### Set exercise
Find the lines containing "have" and say how many there are, with no other words.
- - -
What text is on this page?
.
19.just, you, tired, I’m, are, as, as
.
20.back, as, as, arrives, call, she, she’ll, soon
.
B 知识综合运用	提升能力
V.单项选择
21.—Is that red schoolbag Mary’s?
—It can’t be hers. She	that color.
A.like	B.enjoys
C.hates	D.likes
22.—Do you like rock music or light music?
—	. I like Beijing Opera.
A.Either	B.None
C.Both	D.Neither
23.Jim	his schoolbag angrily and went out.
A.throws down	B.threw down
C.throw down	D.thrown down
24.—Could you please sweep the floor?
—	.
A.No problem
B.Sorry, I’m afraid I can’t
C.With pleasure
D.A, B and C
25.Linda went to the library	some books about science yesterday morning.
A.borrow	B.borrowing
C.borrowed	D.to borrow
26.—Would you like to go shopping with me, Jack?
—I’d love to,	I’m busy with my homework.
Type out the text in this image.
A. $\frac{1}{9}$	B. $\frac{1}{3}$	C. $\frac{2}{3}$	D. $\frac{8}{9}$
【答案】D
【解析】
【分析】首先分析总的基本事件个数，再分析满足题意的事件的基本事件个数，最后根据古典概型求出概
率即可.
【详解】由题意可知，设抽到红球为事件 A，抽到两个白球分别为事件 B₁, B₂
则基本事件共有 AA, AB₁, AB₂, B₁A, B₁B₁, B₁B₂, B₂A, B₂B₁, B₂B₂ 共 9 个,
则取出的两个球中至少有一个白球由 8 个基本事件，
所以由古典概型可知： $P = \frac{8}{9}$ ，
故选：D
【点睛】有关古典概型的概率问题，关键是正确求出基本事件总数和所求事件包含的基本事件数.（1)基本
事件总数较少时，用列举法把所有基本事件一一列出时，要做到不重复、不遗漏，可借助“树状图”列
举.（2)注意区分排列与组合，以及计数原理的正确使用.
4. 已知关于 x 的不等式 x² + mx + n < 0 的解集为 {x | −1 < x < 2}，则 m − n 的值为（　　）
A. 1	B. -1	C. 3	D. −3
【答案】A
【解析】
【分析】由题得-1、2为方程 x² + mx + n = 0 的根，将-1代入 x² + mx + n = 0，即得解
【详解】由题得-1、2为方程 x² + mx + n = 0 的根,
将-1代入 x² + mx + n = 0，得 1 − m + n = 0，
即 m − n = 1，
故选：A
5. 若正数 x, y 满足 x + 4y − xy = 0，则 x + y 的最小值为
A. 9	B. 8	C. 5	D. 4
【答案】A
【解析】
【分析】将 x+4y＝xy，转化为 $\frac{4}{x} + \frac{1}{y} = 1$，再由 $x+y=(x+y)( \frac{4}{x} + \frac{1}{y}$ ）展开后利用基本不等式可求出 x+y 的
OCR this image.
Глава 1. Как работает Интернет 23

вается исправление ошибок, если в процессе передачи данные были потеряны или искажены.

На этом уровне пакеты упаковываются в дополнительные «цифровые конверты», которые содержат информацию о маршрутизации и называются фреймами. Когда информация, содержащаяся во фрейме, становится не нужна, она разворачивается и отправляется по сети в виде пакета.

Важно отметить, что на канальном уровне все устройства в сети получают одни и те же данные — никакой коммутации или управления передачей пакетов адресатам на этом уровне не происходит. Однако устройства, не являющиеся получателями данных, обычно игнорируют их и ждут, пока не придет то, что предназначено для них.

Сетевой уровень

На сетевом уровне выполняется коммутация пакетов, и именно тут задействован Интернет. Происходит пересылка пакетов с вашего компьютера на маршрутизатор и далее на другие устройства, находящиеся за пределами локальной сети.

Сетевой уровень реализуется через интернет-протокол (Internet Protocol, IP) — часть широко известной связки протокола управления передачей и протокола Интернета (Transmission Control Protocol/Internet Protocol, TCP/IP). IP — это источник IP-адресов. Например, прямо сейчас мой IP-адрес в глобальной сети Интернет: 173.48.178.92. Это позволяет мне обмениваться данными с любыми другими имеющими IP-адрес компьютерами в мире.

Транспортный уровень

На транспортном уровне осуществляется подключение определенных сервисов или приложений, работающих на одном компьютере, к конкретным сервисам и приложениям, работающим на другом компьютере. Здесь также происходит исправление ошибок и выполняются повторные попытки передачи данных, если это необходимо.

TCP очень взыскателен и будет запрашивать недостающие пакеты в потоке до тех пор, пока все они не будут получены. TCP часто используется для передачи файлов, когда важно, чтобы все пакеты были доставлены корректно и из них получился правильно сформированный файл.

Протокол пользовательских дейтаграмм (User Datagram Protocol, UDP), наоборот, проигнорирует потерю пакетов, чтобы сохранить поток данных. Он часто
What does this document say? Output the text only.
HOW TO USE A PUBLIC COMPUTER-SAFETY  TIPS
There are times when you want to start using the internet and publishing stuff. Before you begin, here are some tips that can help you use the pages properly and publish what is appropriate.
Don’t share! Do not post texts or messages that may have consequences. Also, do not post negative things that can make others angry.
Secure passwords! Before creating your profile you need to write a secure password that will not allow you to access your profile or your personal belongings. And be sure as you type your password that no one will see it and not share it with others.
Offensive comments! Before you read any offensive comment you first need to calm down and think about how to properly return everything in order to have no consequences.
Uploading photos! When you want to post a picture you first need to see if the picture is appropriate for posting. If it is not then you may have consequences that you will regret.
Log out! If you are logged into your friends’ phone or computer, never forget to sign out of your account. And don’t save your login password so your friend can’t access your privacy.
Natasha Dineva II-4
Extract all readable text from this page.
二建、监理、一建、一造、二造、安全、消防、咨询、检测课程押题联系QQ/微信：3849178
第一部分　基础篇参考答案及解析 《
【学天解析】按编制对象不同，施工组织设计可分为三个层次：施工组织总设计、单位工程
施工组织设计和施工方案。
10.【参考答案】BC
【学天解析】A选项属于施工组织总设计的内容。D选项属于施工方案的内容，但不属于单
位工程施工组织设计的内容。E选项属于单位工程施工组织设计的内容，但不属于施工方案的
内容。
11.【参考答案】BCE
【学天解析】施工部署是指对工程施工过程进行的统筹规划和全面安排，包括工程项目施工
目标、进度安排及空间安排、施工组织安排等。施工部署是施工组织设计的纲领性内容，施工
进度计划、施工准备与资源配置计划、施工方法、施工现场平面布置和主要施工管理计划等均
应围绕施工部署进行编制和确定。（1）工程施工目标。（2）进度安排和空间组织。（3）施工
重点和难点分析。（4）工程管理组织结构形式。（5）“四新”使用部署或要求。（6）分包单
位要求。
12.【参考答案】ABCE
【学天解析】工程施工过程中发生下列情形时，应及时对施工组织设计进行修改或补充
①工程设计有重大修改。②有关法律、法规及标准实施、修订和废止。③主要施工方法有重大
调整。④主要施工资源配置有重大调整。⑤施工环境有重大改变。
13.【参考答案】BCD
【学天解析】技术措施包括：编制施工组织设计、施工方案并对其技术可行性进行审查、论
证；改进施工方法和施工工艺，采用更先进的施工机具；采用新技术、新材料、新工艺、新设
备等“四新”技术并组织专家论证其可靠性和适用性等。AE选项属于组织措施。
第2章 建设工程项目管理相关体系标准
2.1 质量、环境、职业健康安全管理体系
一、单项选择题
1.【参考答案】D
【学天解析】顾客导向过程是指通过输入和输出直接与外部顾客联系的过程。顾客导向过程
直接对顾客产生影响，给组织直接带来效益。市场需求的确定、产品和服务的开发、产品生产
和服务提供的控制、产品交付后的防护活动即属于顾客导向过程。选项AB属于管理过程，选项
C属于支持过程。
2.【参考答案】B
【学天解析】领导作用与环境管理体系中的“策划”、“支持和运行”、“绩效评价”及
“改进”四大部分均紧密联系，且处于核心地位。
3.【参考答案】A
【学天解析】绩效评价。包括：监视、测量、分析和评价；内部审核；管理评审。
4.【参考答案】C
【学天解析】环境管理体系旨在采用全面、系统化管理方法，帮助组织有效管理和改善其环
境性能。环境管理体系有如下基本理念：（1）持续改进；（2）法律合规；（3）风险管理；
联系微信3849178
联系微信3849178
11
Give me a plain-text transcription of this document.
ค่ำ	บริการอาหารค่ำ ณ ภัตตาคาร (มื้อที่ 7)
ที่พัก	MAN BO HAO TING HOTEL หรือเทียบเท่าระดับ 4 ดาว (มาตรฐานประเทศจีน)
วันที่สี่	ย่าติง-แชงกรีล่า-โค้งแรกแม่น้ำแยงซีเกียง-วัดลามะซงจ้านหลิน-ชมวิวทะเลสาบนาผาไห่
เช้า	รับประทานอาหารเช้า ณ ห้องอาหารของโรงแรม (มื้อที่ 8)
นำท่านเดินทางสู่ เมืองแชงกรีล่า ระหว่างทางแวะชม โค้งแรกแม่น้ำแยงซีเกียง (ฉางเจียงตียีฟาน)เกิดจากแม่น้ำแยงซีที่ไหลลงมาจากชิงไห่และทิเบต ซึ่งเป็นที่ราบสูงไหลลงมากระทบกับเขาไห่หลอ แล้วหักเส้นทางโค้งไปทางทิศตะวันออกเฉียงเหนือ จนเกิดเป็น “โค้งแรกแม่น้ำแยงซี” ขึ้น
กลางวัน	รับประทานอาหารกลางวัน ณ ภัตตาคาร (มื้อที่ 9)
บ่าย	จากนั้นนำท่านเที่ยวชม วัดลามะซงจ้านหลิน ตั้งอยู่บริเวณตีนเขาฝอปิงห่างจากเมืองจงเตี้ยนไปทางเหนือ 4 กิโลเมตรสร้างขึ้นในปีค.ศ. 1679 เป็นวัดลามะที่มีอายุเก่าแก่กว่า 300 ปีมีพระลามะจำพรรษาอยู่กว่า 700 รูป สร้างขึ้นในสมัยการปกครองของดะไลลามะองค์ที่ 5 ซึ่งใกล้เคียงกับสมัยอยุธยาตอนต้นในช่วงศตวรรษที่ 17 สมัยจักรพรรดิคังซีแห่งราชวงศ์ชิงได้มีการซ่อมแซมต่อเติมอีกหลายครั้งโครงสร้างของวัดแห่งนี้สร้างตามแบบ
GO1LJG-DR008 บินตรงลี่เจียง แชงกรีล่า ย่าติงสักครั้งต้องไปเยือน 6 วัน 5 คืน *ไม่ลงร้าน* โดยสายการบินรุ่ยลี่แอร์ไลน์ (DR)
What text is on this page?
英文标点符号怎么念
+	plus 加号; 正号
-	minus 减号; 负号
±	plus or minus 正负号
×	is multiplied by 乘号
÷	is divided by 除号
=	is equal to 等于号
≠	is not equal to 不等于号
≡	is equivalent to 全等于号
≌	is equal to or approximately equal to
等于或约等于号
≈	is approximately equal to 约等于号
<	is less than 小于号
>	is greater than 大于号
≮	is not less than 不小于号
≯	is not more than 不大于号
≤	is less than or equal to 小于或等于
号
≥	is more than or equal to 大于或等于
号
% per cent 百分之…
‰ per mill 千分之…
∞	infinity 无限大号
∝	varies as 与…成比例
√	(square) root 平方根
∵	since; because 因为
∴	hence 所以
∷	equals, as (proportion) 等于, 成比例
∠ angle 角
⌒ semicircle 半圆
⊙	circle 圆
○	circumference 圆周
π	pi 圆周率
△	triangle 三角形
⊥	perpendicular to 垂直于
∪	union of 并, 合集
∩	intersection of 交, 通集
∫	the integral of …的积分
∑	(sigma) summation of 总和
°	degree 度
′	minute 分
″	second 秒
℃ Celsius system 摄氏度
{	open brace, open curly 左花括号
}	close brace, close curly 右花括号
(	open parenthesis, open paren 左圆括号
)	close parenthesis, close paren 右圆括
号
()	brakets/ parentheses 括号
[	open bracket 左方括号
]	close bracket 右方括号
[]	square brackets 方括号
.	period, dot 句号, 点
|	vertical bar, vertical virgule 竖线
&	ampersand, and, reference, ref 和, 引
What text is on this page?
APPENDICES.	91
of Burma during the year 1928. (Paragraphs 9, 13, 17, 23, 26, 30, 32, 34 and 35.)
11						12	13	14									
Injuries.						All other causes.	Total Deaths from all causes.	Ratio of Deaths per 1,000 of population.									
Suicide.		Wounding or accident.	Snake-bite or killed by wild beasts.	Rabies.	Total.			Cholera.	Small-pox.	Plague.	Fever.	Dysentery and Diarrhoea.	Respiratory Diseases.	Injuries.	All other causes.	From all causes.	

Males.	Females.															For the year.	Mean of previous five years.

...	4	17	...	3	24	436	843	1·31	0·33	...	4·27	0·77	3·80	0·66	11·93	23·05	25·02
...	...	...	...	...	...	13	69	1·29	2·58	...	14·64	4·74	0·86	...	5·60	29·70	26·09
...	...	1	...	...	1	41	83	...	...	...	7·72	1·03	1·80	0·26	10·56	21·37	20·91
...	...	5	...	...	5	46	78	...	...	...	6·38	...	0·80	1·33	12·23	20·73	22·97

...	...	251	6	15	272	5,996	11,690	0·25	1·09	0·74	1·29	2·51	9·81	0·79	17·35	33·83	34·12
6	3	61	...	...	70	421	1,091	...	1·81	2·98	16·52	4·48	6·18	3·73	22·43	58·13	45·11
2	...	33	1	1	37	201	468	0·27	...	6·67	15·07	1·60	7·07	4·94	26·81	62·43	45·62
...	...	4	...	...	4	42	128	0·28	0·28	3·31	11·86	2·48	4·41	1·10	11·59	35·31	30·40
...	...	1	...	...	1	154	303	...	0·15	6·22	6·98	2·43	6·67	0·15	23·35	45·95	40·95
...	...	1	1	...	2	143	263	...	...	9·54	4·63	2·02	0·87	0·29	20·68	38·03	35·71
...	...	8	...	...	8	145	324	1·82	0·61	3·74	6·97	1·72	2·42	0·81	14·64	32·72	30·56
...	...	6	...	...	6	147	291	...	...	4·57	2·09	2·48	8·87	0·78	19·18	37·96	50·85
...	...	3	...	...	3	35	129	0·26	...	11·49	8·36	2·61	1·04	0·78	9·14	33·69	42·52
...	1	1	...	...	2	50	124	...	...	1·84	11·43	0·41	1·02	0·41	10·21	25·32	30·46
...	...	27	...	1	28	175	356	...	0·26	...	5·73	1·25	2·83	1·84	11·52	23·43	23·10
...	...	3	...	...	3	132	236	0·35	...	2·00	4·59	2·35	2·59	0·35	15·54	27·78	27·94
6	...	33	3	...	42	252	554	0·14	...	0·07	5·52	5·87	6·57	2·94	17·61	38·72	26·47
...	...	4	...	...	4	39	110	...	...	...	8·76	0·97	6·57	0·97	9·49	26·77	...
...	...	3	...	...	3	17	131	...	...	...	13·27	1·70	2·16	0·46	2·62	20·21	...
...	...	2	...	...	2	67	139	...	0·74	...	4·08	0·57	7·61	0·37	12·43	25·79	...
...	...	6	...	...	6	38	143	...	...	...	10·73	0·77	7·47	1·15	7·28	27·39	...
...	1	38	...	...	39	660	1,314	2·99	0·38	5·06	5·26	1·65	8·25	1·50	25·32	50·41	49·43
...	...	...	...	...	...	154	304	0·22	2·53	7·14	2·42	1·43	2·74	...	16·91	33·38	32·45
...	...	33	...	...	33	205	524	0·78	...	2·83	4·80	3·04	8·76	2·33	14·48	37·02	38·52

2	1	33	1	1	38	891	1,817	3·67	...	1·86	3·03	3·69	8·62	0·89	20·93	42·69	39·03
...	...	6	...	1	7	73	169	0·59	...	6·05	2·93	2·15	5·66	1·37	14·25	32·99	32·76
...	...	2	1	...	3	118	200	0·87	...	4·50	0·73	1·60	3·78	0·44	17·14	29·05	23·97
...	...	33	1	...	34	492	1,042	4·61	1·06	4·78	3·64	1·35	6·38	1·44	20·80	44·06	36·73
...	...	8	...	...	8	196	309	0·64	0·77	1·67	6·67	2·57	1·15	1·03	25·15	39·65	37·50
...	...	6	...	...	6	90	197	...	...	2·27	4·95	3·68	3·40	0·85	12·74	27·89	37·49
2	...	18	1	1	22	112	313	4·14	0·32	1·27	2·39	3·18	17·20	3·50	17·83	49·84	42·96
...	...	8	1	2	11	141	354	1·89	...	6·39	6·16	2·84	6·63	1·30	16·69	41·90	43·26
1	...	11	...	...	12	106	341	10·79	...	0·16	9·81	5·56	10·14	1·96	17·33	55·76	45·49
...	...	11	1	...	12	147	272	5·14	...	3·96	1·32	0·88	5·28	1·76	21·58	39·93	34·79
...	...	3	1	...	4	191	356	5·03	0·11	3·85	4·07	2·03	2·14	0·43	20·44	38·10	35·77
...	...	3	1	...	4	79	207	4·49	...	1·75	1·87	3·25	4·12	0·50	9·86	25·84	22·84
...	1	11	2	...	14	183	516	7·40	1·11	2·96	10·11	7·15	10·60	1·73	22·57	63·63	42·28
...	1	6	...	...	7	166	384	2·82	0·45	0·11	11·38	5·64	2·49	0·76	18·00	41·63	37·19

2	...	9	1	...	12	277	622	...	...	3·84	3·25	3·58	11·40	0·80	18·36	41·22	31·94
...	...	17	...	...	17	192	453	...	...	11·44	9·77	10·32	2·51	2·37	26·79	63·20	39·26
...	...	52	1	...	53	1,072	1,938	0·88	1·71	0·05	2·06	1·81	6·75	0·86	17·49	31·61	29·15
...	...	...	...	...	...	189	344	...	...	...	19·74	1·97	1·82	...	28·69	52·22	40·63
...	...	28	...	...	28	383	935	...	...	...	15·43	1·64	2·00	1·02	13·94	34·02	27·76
- - -
### Output of the task
3